AIM OF THE EXERCISE: Print all the entries verbatim.

Collected data entries:
****************************************
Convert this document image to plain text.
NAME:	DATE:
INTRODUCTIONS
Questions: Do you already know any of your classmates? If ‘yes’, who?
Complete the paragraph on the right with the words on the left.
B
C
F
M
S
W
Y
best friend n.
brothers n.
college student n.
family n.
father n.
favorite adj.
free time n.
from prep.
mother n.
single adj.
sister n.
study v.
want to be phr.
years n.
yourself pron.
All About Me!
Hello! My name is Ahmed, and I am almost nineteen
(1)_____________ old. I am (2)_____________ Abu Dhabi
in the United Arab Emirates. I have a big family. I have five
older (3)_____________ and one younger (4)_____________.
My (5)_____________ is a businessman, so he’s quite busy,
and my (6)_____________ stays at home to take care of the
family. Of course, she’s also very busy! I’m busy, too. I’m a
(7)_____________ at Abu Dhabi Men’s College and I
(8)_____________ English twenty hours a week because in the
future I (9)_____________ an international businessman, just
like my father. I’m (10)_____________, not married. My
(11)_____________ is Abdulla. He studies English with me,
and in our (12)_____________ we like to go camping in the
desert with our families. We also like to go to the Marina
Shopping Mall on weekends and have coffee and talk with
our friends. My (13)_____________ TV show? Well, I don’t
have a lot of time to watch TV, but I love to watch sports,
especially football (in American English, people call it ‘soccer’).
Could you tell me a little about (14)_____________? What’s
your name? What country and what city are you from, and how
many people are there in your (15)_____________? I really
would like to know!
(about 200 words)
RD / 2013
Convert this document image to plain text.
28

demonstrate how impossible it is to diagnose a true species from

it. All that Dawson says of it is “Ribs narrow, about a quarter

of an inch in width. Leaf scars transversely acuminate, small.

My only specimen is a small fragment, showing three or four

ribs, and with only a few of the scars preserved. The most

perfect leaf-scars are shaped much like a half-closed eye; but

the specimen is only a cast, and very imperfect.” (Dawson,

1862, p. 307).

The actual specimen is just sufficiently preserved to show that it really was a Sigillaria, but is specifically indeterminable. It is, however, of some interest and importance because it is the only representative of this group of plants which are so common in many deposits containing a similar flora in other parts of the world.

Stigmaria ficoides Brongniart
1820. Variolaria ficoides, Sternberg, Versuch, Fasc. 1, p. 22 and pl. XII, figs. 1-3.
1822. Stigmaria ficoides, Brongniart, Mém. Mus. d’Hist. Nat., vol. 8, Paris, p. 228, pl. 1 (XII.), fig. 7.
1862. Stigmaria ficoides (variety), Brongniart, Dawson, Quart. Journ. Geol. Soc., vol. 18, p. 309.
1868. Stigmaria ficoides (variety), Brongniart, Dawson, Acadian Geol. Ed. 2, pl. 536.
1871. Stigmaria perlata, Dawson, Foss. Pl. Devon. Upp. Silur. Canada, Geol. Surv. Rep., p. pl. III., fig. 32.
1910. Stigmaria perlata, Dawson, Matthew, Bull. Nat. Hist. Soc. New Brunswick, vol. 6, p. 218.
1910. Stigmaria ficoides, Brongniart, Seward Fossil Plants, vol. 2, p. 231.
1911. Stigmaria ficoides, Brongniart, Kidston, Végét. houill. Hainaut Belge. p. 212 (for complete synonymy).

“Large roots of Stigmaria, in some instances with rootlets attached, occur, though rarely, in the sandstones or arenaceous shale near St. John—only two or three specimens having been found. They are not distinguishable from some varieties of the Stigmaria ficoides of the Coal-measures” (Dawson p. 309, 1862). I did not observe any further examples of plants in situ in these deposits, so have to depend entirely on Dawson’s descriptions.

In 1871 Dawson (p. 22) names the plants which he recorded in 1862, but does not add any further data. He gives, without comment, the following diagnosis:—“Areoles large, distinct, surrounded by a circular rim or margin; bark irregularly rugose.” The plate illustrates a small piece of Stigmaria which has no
****************************************
ANSWER TO THIS TASK:
Convert this document image to plain text.
NAME:	DATE:
INTRODUCTIONS
Questions: Do you already know any of your classmates? If ‘yes’, who?
Complete the paragraph on the right with the words on the left.
B
C
F
M
S
W
Y
best friend n.
brothers n.
college student n.
family n.
father n.
favorite adj.
free time n.
from prep.
mother n.
single adj.
sister n.
study v.
want to be phr.
years n.
yourself pron.
All About Me!
Hello! My name is Ahmed, and I am almost nineteen
(1)_____________ old. I am (2)_____________ Abu Dhabi
in the United Arab Emirates. I have a big family. I have five
older (3)_____________ and one younger (4)_____________.
My (5)_____________ is a businessman, so he’s quite busy,
and my (6)_____________ stays at home to take care of the
family. Of course, she’s also very busy! I’m busy, too. I’m a
(7)_____________ at Abu Dhabi Men’s College and I
(8)_____________ English twenty hours a week because in the
future I (9)_____________ an international businessman, just
like my father. I’m (10)_____________, not married. My
(11)_____________ is Abdulla. He studies English with me,
and in our (12)_____________ we like to go camping in the
desert with our families. We also like to go to the Marina
Shopping Mall on weekends and have coffee and talk with
our friends. My (13)_____________ TV show? Well, I don’t
have a lot of time to watch TV, but I love to watch sports,
especially football (in American English, people call it ‘soccer’).
Could you tell me a little about (14)_____________? What’s
your name? What country and what city are you from, and how
many people are there in your (15)_____________? I really
would like to know!
(about 200 words)
RD / 2013
Convert this document image to plain text.
28

demonstrate how impossible it is to diagnose a true species from

it. All that Dawson says of it is “Ribs narrow, about a quarter

of an inch in width. Leaf scars transversely acuminate, small.

My only specimen is a small fragment, showing three or four

ribs, and with only a few of the scars preserved. The most

perfect leaf-scars are shaped much like a half-closed eye; but

the specimen is only a cast, and very imperfect.” (Dawson,

1862, p. 307).

The actual specimen is just sufficiently preserved to show that it really was a Sigillaria, but is specifically indeterminable. It is, however, of some interest and importance because it is the only representative of this group of plants which are so common in many deposits containing a similar flora in other parts of the world.

Stigmaria ficoides Brongniart
1820. Variolaria ficoides, Sternberg, Versuch, Fasc. 1, p. 22 and pl. XII, figs. 1-3.
1822. Stigmaria ficoides, Brongniart, Mém. Mus. d’Hist. Nat., vol. 8, Paris, p. 228, pl. 1 (XII.), fig. 7.
1862. Stigmaria ficoides (variety), Brongniart, Dawson, Quart. Journ. Geol. Soc., vol. 18, p. 309.
1868. Stigmaria ficoides (variety), Brongniart, Dawson, Acadian Geol. Ed. 2, pl. 536.
1871. Stigmaria perlata, Dawson, Foss. Pl. Devon. Upp. Silur. Canada, Geol. Surv. Rep., p. pl. III., fig. 32.
1910. Stigmaria perlata, Dawson, Matthew, Bull. Nat. Hist. Soc. New Brunswick, vol. 6, p. 218.
1910. Stigmaria ficoides, Brongniart, Seward Fossil Plants, vol. 2, p. 231.
1911. Stigmaria ficoides, Brongniart, Kidston, Végét. houill. Hainaut Belge. p. 212 (for complete synonymy).

“Large roots of Stigmaria, in some instances with rootlets attached, occur, though rarely, in the sandstones or arenaceous shale near St. John—only two or three specimens having been found. They are not distinguishable from some varieties of the Stigmaria ficoides of the Coal-measures” (Dawson p. 309, 1862). I did not observe any further examples of plants in situ in these deposits, so have to depend entirely on Dawson’s descriptions.

In 1871 Dawson (p. 22) names the plants which he recorded in 1862, but does not add any further data. He gives, without comment, the following diagnosis:—“Areoles large, distinct, surrounded by a circular rim or margin; bark irregularly rugose.” The plate illustrates a small piece of Stigmaria which has no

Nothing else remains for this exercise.